> Challenge
Exactly reproduce the line that contains "Read out every word on this page." and all lines after it in the entries below, through the very last line.
>> Start
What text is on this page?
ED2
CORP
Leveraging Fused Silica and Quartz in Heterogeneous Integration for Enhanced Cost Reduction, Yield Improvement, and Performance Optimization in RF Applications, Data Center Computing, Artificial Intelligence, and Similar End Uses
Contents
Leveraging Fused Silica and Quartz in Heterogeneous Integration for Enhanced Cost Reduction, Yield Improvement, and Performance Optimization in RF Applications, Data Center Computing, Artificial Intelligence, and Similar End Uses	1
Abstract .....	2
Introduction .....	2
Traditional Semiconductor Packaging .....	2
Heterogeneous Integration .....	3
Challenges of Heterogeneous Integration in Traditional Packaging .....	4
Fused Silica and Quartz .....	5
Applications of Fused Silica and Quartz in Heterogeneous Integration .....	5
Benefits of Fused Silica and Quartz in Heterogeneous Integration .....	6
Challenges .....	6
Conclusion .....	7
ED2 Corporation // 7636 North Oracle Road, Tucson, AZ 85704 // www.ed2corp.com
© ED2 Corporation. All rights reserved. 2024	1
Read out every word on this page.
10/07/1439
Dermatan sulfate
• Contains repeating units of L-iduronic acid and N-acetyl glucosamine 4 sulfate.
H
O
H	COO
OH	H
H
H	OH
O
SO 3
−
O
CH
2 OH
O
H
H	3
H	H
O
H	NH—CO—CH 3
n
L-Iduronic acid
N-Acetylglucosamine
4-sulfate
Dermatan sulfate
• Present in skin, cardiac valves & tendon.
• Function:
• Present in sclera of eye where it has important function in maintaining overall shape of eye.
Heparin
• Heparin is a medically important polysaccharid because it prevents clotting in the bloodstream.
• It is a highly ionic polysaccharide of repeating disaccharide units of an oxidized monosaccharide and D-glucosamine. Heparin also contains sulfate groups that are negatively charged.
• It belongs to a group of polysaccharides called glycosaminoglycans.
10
>> End
> Output for this exercise
Read out every word on this page.
10/07/1439
Dermatan sulfate
• Contains repeating units of L-iduronic acid and N-acetyl glucosamine 4 sulfate.
H
O
H	COO
OH	H
H
H	OH
O
SO 3
−
O
CH
2 OH
O
H
H	3
H	H
O
H	NH—CO—CH 3
n
L-Iduronic acid
N-Acetylglucosamine
4-sulfate
Dermatan sulfate
• Present in skin, cardiac valves & tendon.
• Function:
• Present in sclera of eye where it has important function in maintaining overall shape of eye.
Heparin
• Heparin is a medically important polysaccharid because it prevents clotting in the bloodstream.
• It is a highly ionic polysaccharide of repeating disaccharide units of an oxidized monosaccharide and D-glucosamine. Heparin also contains sulfate groups that are negatively charged.
• It belongs to a group of polysaccharides called glycosaminoglycans.
10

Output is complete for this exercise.